#### Textauszug:
"""

Bild: Wo die Atomenergie herkommt: Blick in einen geöffneten Reaktordruckbehä…
BERLIN taz | Am Morgen hatte Linksfraktionschef Gregor Gysi noch von einem
"Anschlag auf die Demokratie" gesprochen, Grüne und SPD hatten mit Klagen
gedroht. Denn zuvor war bekannt geworden, dass die Regierung bereits einen
detaillierten Vertrag mit den Energiekonzernen geschlossen hat, diesen aber
geheim halten wollte. Bekannt war zunächst nur, dass die Konzerne sich im
Gegenzug für die längeren Laufzeiten zur Einzahlung in einen Förderfonds
für erneuerbare Energien verpflichten - und dass diese Summe je nach
Entwicklung von Inflation und Strompreis auch höher sein könnte als die
bisher genannten 15 Milliarden Euro.
Die Regierung zögerte zunächst mit der Veröffentlichung,
Unionsfraktionschef Volker Kauder verwies auf "Geschäftsgeheimnisse der
Energieerzeuger", die davon betroffen sein könnten. Als der Vertrag dann am
frühen Abend der taz und anderen Medien doch bekannt wurde, war schnell
klar, warum die Regierung das Werk zunächst geheim halten wollte: Die
Konzerne sichern sich darin gegen teure Nachrüstungen ihrer Atomkraftwerke
ab und verlagern die Kosten auf den Bund.

"""

#### Aufgabe A:
Welche Summe war laut dem Textauszug bisher für die Einzahlung der Konzerne in den Förderfonds genannt worden?

#### Bereitgestelltes Material:
"""

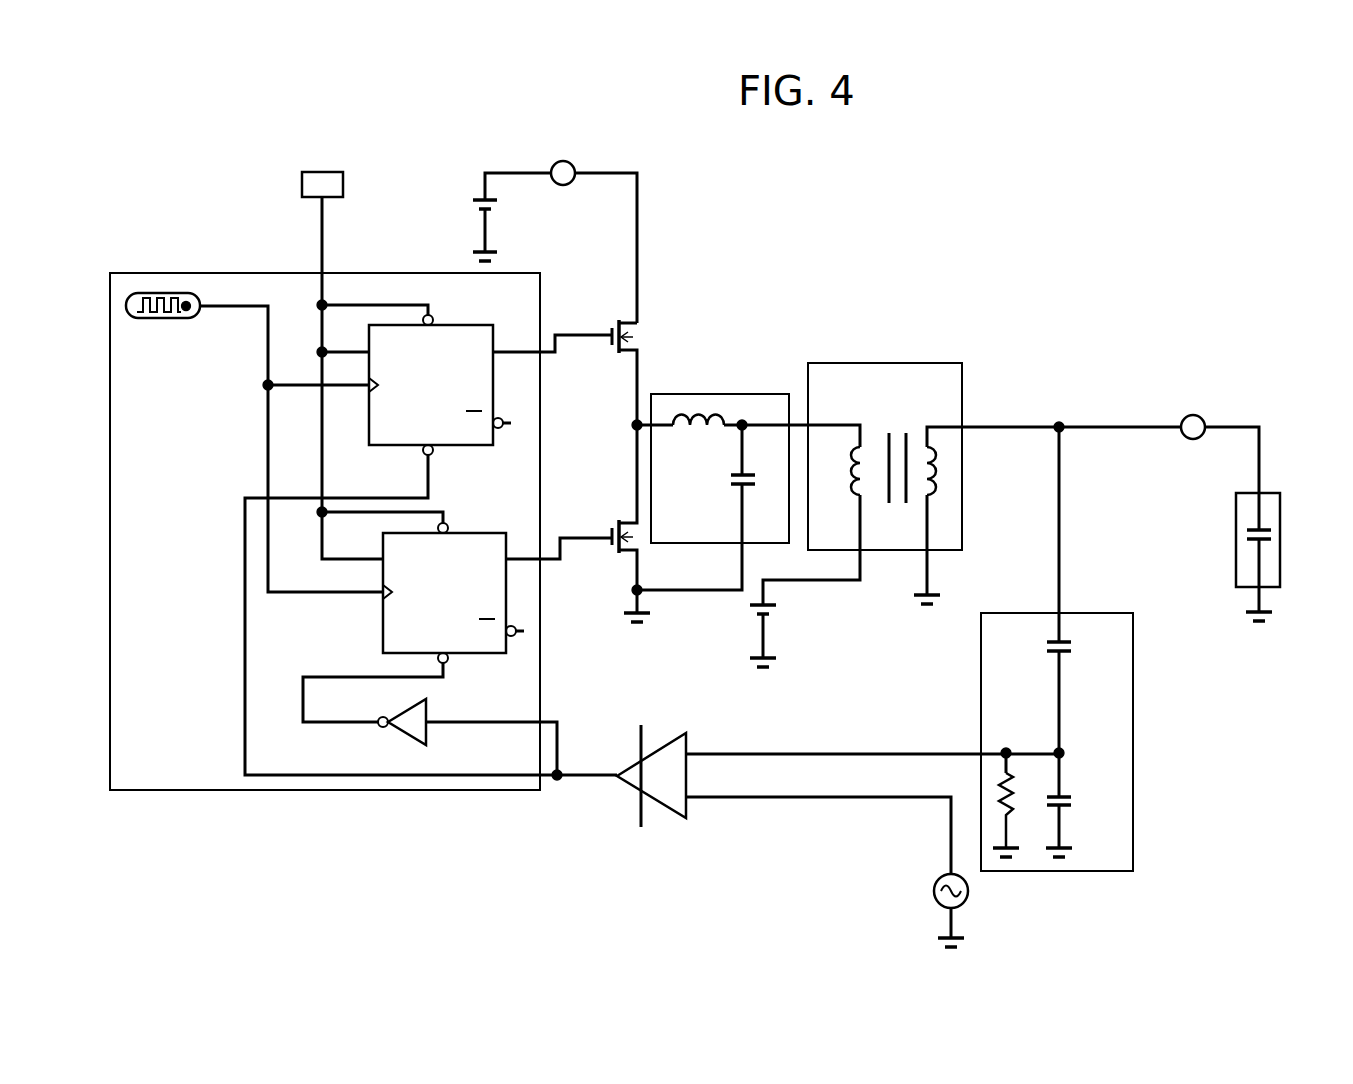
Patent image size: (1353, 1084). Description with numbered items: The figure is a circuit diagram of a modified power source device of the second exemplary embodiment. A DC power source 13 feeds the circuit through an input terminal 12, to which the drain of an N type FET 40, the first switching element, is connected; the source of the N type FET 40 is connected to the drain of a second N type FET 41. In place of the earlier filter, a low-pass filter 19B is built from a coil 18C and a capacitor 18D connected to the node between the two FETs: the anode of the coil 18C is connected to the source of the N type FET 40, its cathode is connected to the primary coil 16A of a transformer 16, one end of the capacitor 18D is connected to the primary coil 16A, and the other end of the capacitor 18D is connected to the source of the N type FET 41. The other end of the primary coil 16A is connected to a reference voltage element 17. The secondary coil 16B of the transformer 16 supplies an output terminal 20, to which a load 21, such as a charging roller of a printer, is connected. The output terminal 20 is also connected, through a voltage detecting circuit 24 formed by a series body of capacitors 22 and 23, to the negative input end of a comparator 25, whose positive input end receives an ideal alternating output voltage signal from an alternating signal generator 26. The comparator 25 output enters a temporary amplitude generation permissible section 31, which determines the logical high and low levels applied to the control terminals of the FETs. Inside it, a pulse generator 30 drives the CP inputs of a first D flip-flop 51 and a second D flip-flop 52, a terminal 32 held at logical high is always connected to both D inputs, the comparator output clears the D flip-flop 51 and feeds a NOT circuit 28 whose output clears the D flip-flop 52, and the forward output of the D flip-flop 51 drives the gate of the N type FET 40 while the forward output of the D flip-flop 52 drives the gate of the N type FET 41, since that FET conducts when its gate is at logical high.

The input terminal 12 is at (566, 187).
The DC power source 13 is at (463, 207).
The transformer 16 is at (941, 363).
The primary coil 16A is at (851, 447).
The secondary coil 16B is at (916, 440).
The reference voltage element 17 is at (778, 613).
The coil 18C is at (690, 409).
The capacitor 18D is at (720, 485).
The low-pass filter 19B is at (760, 392).
The output terminal 20 is at (1200, 412).
The load 21 is at (1234, 556).
The capacitor 22 is at (1077, 647).
The capacitor 23 is at (1079, 800).
The voltage detecting circuit 24 is at (1135, 730).
The comparator 25 is at (632, 787).
The alternating signal generator 26 is at (927, 892).
The NOT circuit 28 is at (395, 735).
The pulse generator 30 is at (166, 320).
The temporary amplitude generation permissible section 31 is at (170, 272).
The terminal 32 is at (300, 181).
The N type FET 40 is at (641, 331).
The N type FET 41 is at (607, 556).
The D flip-flop 51 is at (475, 331).
The D flip-flop 52 is at (472, 531).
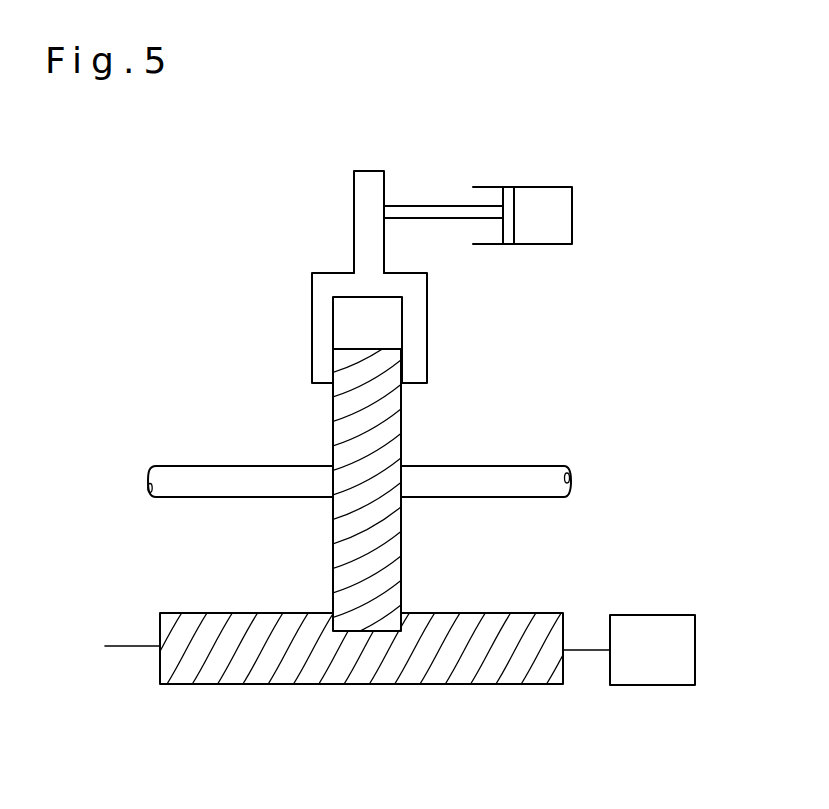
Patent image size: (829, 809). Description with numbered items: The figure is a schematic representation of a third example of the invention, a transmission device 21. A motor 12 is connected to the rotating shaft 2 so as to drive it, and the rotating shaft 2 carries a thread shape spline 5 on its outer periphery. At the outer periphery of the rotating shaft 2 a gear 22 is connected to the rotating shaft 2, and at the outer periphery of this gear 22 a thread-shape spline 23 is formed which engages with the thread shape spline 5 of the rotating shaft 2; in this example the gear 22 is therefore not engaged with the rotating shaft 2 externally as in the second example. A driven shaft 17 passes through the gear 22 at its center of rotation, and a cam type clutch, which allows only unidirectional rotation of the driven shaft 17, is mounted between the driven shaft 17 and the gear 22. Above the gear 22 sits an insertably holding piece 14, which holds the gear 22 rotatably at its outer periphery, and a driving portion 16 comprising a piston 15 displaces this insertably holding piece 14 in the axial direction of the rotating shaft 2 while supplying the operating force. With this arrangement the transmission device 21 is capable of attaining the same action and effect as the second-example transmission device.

The rotating shaft 2 is at (541, 612).
The thread shape spline 5 is at (535, 647).
The motor 12 is at (670, 615).
The insertably holding piece 14 is at (418, 302).
The piston 15 is at (543, 200).
The driving portion 16 is at (342, 214).
The driven shaft 17 is at (548, 480).
The transmission device 21 is at (390, 167).
The gear 22 is at (407, 431).
The thread-shape spline 23 is at (368, 598).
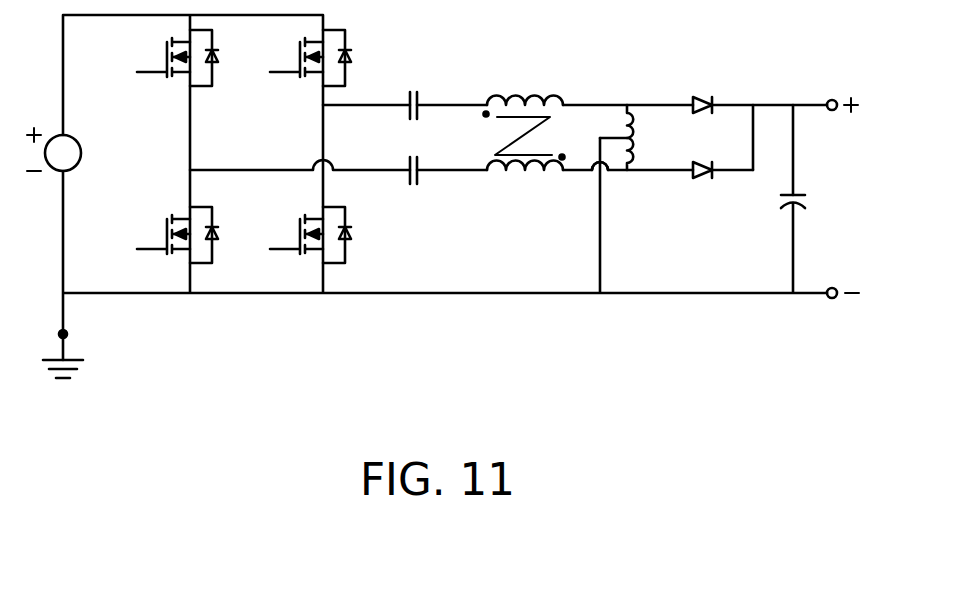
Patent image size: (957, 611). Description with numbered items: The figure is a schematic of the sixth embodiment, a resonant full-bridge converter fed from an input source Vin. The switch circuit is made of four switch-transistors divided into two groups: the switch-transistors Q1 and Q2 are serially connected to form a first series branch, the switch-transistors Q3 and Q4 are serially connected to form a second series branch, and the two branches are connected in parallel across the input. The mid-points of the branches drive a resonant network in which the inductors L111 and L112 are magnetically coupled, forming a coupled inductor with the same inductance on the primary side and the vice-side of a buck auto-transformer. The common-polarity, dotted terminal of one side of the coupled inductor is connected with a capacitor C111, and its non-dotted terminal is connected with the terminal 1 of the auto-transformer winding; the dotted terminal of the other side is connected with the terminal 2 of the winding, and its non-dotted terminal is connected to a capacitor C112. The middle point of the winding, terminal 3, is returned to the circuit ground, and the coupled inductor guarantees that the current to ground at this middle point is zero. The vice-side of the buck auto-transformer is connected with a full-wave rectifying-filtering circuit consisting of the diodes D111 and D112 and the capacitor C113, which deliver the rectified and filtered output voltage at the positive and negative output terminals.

The input voltage source Vin is at (74, 149).
The switch-transistor Q1 is at (192, 58).
The switch-transistor Q2 is at (192, 235).
The switch-transistor Q3 is at (326, 58).
The switch-transistor Q4 is at (327, 235).
The capacitor C111 is at (432, 91).
The capacitor C112 is at (435, 188).
The inductor L111 is at (524, 109).
The inductor L112 is at (526, 184).
The terminal of the winding 1 is at (627, 105).
The terminal of the winding 2 is at (627, 171).
The middle point terminal 3 is at (614, 137).
The diode D111 is at (710, 88).
The diode D112 is at (711, 191).
The capacitor C113 is at (823, 204).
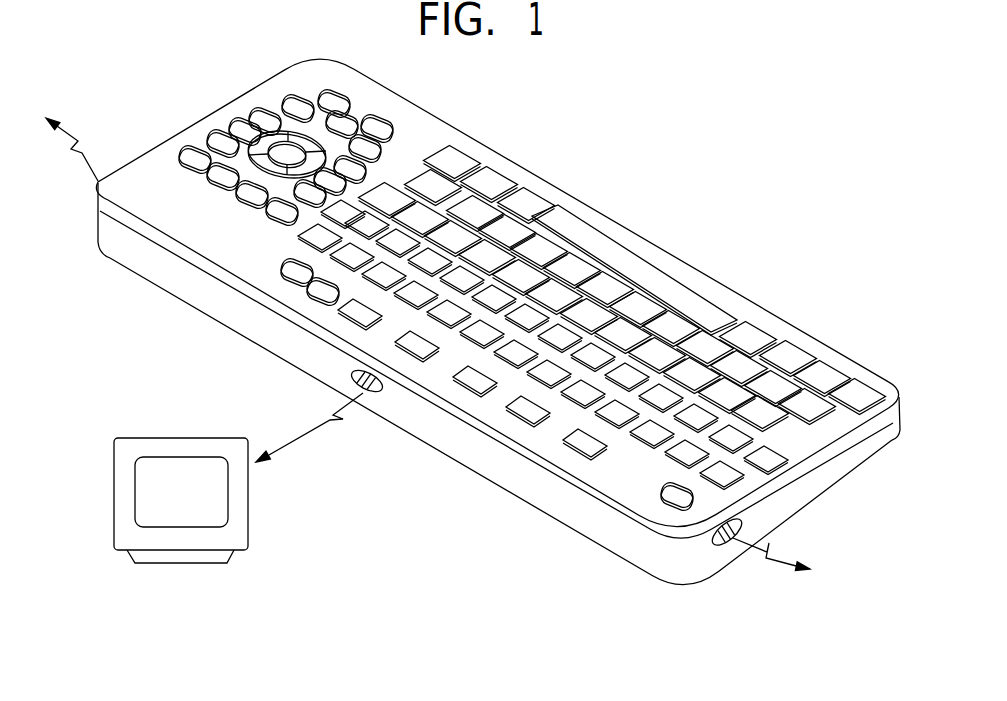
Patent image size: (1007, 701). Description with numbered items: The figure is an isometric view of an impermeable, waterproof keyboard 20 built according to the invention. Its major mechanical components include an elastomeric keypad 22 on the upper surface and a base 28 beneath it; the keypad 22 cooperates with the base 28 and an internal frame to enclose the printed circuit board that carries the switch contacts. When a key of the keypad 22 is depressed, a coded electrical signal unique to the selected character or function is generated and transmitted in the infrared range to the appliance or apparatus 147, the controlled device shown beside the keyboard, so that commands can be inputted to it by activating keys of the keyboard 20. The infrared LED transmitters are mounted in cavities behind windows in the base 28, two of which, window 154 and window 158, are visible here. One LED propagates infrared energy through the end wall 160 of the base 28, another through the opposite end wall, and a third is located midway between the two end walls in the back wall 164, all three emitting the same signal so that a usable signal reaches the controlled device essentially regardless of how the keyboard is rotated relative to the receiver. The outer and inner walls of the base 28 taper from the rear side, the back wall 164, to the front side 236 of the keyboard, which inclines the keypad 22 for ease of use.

The keyboard 20 is at (672, 232).
The elastomeric keypad 22 is at (98, 181).
The base 28 is at (567, 540).
The appliance or apparatus 147 is at (162, 430).
The window 154 is at (722, 540).
The window 158 is at (355, 375).
The end wall 160 is at (803, 505).
The back wall 164 is at (162, 278).
The front side 236 is at (533, 168).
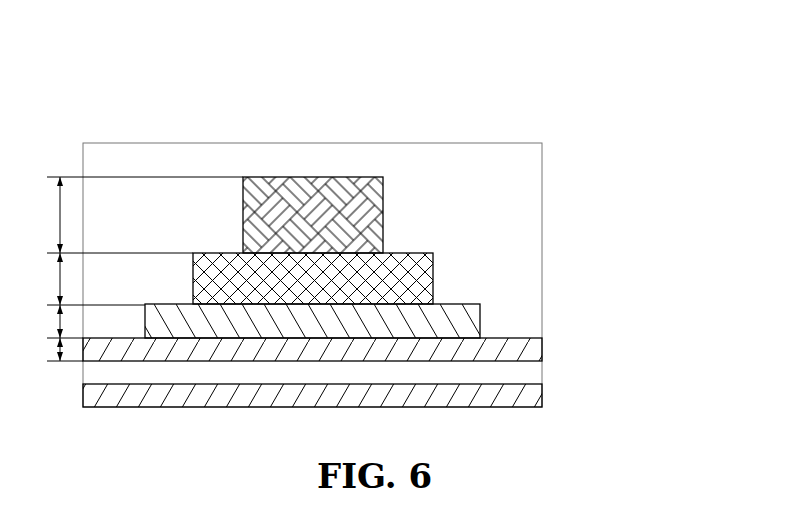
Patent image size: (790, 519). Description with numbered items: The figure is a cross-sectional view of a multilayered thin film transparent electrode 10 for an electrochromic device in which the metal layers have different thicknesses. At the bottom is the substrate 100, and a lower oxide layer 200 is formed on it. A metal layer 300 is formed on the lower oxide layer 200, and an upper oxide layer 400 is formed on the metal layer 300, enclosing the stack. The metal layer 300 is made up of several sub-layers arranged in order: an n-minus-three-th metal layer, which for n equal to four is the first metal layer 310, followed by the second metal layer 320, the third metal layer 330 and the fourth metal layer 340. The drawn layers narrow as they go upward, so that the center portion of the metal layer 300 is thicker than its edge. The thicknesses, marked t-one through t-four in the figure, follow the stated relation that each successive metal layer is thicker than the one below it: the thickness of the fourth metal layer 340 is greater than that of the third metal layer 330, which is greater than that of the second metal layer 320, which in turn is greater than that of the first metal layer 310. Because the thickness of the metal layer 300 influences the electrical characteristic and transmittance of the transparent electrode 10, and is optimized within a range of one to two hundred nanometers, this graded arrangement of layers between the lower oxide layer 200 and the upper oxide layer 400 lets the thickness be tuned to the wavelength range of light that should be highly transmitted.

The multilayered thin film transparent electrode 10 is at (488, 65).
The substrate 100 is at (542, 394).
The lower oxide layer 200 is at (542, 370).
The metal layer 300 is at (396, 263).
The first metal layer 310 is at (542, 342).
The second metal layer 320 is at (480, 320).
The third metal layer 330 is at (433, 277).
The fourth metal layer 340 is at (383, 215).
The upper oxide layer 400 is at (542, 148).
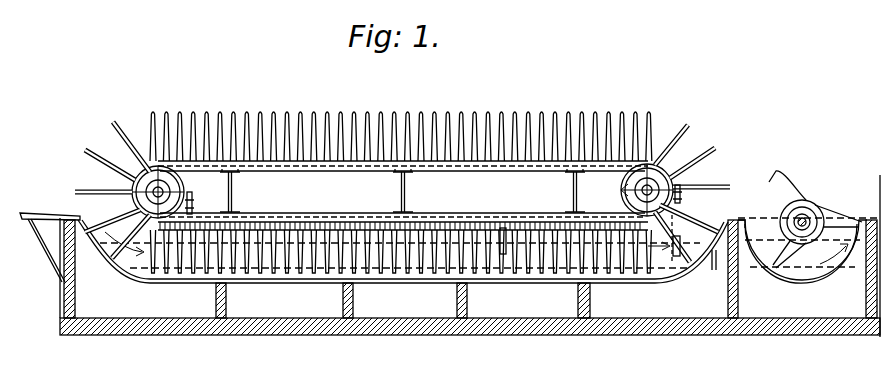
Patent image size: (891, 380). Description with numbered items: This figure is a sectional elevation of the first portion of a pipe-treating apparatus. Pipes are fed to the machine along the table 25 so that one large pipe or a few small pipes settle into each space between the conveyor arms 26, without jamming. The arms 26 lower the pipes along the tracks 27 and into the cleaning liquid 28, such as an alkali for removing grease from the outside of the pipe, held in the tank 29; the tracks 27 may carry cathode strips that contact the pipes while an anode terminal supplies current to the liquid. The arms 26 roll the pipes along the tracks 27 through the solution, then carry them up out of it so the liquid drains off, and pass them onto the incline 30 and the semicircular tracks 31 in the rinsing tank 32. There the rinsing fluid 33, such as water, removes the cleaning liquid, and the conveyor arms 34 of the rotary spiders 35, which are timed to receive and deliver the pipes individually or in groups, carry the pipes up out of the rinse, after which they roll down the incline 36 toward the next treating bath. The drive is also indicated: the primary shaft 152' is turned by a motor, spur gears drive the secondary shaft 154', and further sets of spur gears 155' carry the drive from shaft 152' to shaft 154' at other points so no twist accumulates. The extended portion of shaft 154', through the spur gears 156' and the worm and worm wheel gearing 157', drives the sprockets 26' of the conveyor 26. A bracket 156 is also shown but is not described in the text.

The table 25 is at (31, 212).
The conveyor arms 26 is at (422, 190).
The sprockets 26' is at (607, 190).
The tracks 27 is at (518, 279).
The cleaning liquid 28 is at (183, 308).
The tank 29 is at (68, 297).
The incline 30 is at (736, 224).
The semicircular tracks 31 is at (816, 275).
The rinsing tank 32 is at (770, 222).
The rinsing fluid 33 is at (791, 308).
The conveyor arms 34 is at (784, 180).
The rotary spiders 35 is at (812, 205).
The incline 36 is at (869, 220).
The primary shaft 152' is at (809, 262).
The secondary shaft 154' is at (400, 233).
The spur gears 155' is at (699, 260).
The bracket 156 is at (208, 199).
The spur gears 156' is at (707, 178).
The worm and worm wheel gearing 157' is at (400, 189).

"""

#### Aufgabe B:
Stelle Zeilen aus den Datensätzen als JSON-Liste von Zeichenketten dar, eine pro Zeile und ohne Leerzeilen. Fang bei der Zeile mit „Patent image size: (1007, 701).“ an und hör nach der Zeile mit „The front side 236 is at (533, 168).“ auf.

#### Lösung A:
15 Milliarden Euro.

#### Lösung B:
[
  "Patent image size: (1007, 701). Description with numbered items: The figure is an isometric view of an impermeable, waterproof keyboard 20 built according to the invention. Its major mechanical components include an elastomeric keypad 22 on the upper surface and a base 28 beneath it; the keypad 22 cooperates with the base 28 and an internal frame to enclose the printed circuit board that carries the switch contacts. When a key of the keypad 22 is depressed, a coded electrical signal unique to the selected character or function is generated and transmitted in the infrared range to the appliance or apparatus 147, the controlled device shown beside the keyboard, so that commands can be inputted to it by activating keys of the keyboard 20. The infrared LED transmitters are mounted in cavities behind windows in the base 28, two of which, window 154 and window 158, are visible here. One LED propagates infrared energy through the end wall 160 of the base 28, another through the opposite end wall, and a third is located midway between the two end walls in the back wall 164, all three emitting the same signal so that a usable signal reaches the controlled device essentially regardless of how the keyboard is rotated relative to the receiver. The outer and inner walls of the base 28 taper from the rear side, the back wall 164, to the front side 236 of the keyboard, which inclines the keypad 22 for ease of use.",
  "The keyboard 20 is at (672, 232).",
  "The elastomeric keypad 22 is at (98, 181).",
  "The base 28 is at (567, 540).",
  "The appliance or apparatus 147 is at (162, 430).",
  "The window 154 is at (722, 540).",
  "The window 158 is at (355, 375).",
  "The end wall 160 is at (803, 505).",
  "The back wall 164 is at (162, 278).",
  "The front side 236 is at (533, 168)."
]